- Dataset records -
* * *
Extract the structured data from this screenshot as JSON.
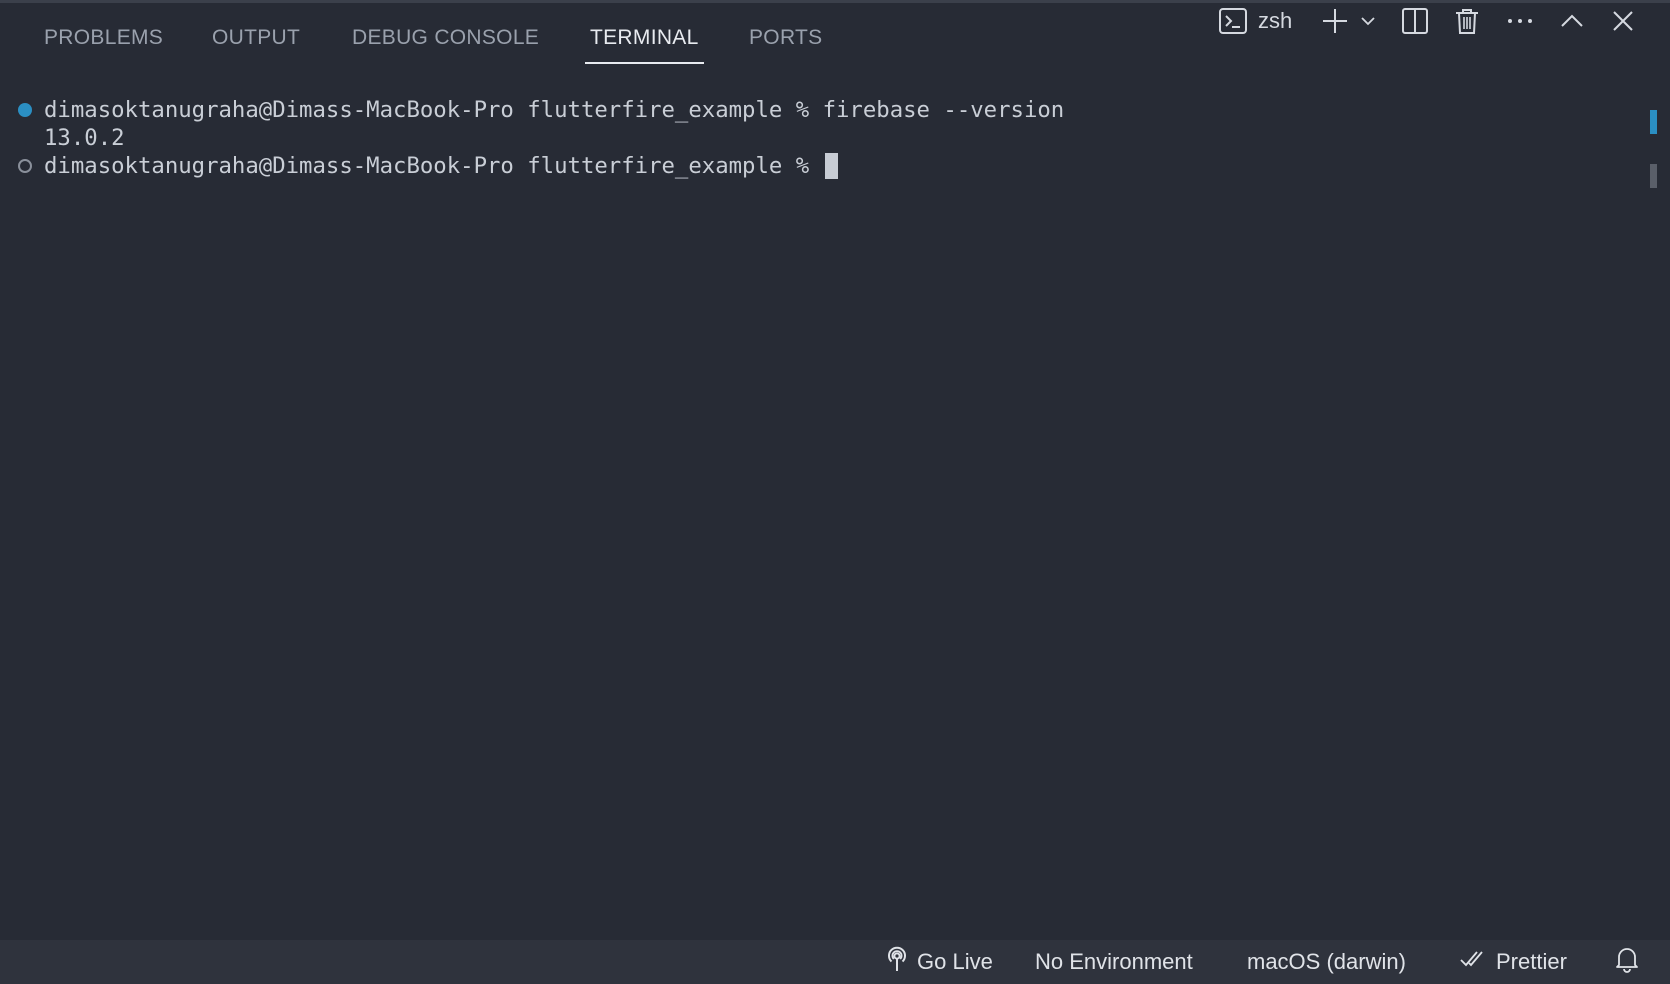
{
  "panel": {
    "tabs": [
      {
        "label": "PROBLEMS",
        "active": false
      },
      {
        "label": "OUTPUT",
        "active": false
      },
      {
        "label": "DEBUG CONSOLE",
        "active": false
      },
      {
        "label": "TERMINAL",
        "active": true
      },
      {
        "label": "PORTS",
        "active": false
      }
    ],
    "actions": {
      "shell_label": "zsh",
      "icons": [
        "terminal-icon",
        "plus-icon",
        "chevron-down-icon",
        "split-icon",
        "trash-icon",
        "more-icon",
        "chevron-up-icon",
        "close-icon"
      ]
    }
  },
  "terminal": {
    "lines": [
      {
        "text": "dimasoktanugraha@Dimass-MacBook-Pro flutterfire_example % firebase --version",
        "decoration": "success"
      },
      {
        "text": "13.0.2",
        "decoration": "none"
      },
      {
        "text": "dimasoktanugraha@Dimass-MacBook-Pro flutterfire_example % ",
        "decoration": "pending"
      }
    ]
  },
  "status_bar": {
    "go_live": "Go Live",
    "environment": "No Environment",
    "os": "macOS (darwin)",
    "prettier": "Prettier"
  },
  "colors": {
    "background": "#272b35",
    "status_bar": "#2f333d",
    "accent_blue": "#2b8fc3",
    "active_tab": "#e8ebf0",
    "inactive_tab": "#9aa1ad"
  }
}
* * *
- THE TASK -
Set the listing down in full and exactly. Pictures within it should not appear in the copy.

- ANSWER FOR THE TASK -
Extract the structured data from this screenshot as JSON.
{
  "panel": {
    "tabs": [
      {
        "label": "PROBLEMS",
        "active": false
      },
      {
        "label": "OUTPUT",
        "active": false
      },
      {
        "label": "DEBUG CONSOLE",
        "active": false
      },
      {
        "label": "TERMINAL",
        "active": true
      },
      {
        "label": "PORTS",
        "active": false
      }
    ],
    "actions": {
      "shell_label": "zsh",
      "icons": [
        "terminal-icon",
        "plus-icon",
        "chevron-down-icon",
        "split-icon",
        "trash-icon",
        "more-icon",
        "chevron-up-icon",
        "close-icon"
      ]
    }
  },
  "terminal": {
    "lines": [
      {
        "text": "dimasoktanugraha@Dimass-MacBook-Pro flutterfire_example % firebase --version",
        "decoration": "success"
      },
      {
        "text": "13.0.2",
        "decoration": "none"
      },
      {
        "text": "dimasoktanugraha@Dimass-MacBook-Pro flutterfire_example % ",
        "decoration": "pending"
      }
    ]
  },
  "status_bar": {
    "go_live": "Go Live",
    "environment": "No Environment",
    "os": "macOS (darwin)",
    "prettier": "Prettier"
  },
  "colors": {
    "background": "#272b35",
    "status_bar": "#2f333d",
    "accent_blue": "#2b8fc3",
    "active_tab": "#e8ebf0",
    "inactive_tab": "#9aa1ad"
  }
}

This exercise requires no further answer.